══ INFORMATION GIVEN ══

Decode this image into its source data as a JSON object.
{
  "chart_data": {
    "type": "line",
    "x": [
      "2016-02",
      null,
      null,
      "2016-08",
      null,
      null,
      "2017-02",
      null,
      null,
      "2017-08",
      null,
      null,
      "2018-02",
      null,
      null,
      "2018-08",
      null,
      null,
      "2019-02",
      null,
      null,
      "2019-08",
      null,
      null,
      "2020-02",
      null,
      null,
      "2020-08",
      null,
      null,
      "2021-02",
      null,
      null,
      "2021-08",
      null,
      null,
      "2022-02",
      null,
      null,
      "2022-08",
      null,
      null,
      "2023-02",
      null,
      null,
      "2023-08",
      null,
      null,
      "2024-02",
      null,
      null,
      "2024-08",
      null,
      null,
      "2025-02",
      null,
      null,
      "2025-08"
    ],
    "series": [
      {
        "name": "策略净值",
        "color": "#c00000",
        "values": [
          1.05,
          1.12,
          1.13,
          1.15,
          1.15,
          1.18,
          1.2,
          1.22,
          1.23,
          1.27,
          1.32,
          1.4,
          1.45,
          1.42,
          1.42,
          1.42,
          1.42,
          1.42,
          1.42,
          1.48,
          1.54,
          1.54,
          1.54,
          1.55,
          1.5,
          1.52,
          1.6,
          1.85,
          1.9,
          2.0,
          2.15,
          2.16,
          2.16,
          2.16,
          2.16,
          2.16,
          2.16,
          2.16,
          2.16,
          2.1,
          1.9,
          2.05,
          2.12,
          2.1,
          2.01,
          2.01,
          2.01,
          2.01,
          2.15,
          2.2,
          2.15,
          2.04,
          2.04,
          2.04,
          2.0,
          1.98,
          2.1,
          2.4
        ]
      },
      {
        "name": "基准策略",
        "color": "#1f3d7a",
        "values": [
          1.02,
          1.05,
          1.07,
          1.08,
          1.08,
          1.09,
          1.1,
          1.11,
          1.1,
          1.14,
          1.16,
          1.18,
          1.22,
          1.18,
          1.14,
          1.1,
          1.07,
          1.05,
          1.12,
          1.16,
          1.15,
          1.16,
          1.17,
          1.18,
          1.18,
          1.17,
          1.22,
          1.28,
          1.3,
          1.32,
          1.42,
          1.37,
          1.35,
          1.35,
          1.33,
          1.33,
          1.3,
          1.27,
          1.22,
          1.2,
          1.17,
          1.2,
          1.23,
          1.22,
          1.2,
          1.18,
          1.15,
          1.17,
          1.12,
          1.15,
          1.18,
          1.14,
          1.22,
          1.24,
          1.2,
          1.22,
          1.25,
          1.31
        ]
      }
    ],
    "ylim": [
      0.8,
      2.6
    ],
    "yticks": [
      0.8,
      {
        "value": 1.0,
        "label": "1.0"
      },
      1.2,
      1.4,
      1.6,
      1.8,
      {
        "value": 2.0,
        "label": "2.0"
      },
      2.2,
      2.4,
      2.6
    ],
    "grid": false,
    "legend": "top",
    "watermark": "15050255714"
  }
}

═══

DIRECTIONS FOR THIS TASK
Transcribe the entire listing above precisely.

RESPONSE FOR THIS EXERCISE
Decode this image into its source data as a JSON object.
{
  "chart_data": {
    "type": "line",
    "x": [
      "2016-02",
      null,
      null,
      "2016-08",
      null,
      null,
      "2017-02",
      null,
      null,
      "2017-08",
      null,
      null,
      "2018-02",
      null,
      null,
      "2018-08",
      null,
      null,
      "2019-02",
      null,
      null,
      "2019-08",
      null,
      null,
      "2020-02",
      null,
      null,
      "2020-08",
      null,
      null,
      "2021-02",
      null,
      null,
      "2021-08",
      null,
      null,
      "2022-02",
      null,
      null,
      "2022-08",
      null,
      null,
      "2023-02",
      null,
      null,
      "2023-08",
      null,
      null,
      "2024-02",
      null,
      null,
      "2024-08",
      null,
      null,
      "2025-02",
      null,
      null,
      "2025-08"
    ],
    "series": [
      {
        "name": "策略净值",
        "color": "#c00000",
        "values": [
          1.05,
          1.12,
          1.13,
          1.15,
          1.15,
          1.18,
          1.2,
          1.22,
          1.23,
          1.27,
          1.32,
          1.4,
          1.45,
          1.42,
          1.42,
          1.42,
          1.42,
          1.42,
          1.42,
          1.48,
          1.54,
          1.54,
          1.54,
          1.55,
          1.5,
          1.52,
          1.6,
          1.85,
          1.9,
          2.0,
          2.15,
          2.16,
          2.16,
          2.16,
          2.16,
          2.16,
          2.16,
          2.16,
          2.16,
          2.1,
          1.9,
          2.05,
          2.12,
          2.1,
          2.01,
          2.01,
          2.01,
          2.01,
          2.15,
          2.2,
          2.15,
          2.04,
          2.04,
          2.04,
          2.0,
          1.98,
          2.1,
          2.4
        ]
      },
      {
        "name": "基准策略",
        "color": "#1f3d7a",
        "values": [
          1.02,
          1.05,
          1.07,
          1.08,
          1.08,
          1.09,
          1.1,
          1.11,
          1.1,
          1.14,
          1.16,
          1.18,
          1.22,
          1.18,
          1.14,
          1.1,
          1.07,
          1.05,
          1.12,
          1.16,
          1.15,
          1.16,
          1.17,
          1.18,
          1.18,
          1.17,
          1.22,
          1.28,
          1.3,
          1.32,
          1.42,
          1.37,
          1.35,
          1.35,
          1.33,
          1.33,
          1.3,
          1.27,
          1.22,
          1.2,
          1.17,
          1.2,
          1.23,
          1.22,
          1.2,
          1.18,
          1.15,
          1.17,
          1.12,
          1.15,
          1.18,
          1.14,
          1.22,
          1.24,
          1.2,
          1.22,
          1.25,
          1.31
        ]
      }
    ],
    "ylim": [
      0.8,
      2.6
    ],
    "yticks": [
      0.8,
      {
        "value": 1.0,
        "label": "1.0"
      },
      1.2,
      1.4,
      1.6,
      1.8,
      {
        "value": 2.0,
        "label": "2.0"
      },
      2.2,
      2.4,
      2.6
    ],
    "grid": false,
    "legend": "top",
    "watermark": "15050255714"
  }
}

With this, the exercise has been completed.